## [Set task]
Go through each line of the records below and count those with the word "prior". Give only the count.

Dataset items
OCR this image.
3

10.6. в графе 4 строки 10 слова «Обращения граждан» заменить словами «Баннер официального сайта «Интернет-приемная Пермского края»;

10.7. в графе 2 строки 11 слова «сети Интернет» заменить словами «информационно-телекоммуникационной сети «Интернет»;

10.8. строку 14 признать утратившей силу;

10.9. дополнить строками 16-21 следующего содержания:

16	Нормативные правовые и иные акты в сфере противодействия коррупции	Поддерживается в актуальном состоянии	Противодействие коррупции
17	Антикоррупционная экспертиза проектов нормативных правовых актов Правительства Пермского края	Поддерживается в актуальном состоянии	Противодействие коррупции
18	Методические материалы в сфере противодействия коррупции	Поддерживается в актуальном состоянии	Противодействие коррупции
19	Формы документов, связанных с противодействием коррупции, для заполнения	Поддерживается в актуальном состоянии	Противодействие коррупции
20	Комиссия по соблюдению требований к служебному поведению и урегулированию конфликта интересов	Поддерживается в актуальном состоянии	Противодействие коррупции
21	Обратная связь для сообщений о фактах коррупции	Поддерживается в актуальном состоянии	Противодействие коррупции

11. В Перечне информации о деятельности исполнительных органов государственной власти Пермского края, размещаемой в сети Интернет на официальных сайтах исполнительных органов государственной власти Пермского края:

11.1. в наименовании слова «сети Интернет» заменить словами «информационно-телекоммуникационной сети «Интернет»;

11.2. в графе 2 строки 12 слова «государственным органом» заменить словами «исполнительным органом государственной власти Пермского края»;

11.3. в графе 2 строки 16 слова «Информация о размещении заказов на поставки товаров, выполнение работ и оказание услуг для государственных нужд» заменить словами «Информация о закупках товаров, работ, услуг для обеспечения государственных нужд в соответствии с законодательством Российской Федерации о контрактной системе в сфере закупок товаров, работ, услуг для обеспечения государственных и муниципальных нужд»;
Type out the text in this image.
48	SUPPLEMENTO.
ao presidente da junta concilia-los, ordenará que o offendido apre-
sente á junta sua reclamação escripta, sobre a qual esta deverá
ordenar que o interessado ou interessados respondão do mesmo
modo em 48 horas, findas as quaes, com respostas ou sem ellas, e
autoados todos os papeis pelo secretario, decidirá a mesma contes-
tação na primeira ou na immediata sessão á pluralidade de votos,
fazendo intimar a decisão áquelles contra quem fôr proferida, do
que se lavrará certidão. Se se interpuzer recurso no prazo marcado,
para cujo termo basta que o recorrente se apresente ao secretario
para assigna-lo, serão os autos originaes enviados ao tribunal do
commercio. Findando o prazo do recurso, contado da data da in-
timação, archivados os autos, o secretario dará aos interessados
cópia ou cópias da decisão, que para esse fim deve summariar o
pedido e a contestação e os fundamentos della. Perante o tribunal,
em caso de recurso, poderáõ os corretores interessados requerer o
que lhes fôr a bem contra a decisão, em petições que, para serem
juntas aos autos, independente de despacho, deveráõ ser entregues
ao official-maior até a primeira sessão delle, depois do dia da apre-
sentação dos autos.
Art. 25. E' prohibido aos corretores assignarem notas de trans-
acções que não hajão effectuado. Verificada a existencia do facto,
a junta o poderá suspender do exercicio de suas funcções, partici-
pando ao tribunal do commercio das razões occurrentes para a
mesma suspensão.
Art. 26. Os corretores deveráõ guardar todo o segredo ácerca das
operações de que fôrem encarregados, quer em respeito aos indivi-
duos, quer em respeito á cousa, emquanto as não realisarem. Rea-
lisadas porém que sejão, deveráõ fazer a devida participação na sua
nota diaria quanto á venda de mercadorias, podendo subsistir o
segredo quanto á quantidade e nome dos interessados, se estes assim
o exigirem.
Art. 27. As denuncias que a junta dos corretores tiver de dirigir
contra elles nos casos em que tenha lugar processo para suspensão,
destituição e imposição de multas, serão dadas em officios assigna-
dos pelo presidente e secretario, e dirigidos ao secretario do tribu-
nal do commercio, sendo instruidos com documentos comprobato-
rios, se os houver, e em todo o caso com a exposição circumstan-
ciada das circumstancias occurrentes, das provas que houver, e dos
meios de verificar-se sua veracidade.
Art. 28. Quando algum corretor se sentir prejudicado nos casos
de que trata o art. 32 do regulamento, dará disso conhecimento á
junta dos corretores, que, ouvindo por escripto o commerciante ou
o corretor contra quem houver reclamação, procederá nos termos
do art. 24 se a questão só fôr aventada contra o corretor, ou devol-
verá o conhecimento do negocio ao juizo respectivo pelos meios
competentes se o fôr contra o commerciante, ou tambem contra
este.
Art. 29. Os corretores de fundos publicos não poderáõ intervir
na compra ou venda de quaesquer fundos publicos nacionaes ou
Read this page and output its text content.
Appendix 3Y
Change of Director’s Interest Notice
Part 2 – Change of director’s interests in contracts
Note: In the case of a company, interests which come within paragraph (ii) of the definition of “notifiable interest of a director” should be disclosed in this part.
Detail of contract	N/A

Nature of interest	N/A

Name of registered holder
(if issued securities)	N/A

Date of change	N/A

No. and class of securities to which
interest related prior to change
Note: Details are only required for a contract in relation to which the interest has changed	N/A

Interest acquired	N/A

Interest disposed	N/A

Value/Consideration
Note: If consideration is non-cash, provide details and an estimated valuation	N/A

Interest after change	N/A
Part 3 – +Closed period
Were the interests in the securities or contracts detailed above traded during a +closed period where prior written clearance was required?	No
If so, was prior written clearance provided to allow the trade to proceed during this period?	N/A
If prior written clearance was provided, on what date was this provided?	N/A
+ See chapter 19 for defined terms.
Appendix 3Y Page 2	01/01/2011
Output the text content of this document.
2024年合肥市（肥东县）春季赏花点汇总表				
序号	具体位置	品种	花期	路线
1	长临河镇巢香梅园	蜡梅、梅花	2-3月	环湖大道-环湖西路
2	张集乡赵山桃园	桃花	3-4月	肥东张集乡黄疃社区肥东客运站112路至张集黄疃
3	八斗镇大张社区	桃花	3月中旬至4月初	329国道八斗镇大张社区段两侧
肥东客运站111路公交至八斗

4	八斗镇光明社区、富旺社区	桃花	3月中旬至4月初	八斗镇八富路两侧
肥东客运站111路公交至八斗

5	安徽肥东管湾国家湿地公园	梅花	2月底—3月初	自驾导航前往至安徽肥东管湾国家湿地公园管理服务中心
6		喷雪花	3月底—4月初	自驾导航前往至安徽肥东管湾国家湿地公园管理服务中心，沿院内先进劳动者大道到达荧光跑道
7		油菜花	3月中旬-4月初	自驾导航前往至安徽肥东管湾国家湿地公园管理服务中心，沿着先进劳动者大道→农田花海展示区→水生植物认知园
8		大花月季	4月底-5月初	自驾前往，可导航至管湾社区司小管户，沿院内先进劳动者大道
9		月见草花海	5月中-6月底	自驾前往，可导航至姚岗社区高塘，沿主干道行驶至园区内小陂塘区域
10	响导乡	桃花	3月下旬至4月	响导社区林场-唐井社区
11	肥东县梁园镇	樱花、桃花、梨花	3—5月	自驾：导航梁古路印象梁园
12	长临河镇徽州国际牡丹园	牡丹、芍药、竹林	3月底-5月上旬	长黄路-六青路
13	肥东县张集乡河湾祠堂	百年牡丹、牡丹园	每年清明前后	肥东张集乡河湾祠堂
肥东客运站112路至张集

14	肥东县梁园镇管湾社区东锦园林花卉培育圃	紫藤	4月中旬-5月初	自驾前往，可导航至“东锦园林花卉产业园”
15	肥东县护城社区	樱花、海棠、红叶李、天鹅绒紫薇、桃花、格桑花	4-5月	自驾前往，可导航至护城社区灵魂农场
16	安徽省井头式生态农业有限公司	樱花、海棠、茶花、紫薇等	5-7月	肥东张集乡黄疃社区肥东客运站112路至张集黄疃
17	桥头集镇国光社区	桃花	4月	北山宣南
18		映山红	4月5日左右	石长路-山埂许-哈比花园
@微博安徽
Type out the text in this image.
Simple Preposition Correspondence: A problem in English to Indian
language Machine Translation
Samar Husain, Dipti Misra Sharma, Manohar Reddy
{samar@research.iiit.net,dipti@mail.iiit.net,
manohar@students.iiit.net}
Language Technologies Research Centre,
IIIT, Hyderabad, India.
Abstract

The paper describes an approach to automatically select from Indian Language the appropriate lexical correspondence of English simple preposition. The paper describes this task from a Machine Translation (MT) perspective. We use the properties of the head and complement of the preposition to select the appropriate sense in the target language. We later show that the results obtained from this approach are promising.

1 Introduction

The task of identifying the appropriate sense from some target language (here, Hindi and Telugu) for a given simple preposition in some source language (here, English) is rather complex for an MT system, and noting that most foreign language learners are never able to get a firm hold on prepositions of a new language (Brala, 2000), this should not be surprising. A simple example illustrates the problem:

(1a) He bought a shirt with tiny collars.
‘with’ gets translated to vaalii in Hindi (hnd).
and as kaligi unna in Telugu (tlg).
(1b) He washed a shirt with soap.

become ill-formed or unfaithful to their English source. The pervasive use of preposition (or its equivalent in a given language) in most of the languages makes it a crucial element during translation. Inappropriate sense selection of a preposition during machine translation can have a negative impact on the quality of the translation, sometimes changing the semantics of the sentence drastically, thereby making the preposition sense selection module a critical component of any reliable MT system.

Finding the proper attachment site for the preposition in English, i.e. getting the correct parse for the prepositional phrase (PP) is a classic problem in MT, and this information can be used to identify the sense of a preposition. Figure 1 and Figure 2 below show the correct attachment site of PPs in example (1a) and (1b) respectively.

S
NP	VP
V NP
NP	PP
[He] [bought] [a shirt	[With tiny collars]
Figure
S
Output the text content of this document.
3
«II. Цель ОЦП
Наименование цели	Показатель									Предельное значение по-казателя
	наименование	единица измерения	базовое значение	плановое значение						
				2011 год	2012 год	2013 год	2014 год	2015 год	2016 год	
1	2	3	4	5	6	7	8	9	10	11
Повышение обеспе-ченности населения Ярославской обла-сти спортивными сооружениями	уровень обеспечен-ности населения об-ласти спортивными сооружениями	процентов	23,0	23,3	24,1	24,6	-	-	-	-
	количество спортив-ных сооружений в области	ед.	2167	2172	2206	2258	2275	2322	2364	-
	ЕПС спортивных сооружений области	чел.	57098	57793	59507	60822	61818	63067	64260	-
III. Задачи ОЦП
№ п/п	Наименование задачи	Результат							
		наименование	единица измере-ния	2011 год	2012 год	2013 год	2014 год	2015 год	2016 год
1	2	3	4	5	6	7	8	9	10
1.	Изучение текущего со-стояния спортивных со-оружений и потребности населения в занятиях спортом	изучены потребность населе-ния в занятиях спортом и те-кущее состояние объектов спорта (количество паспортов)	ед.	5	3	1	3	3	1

## [Output]
4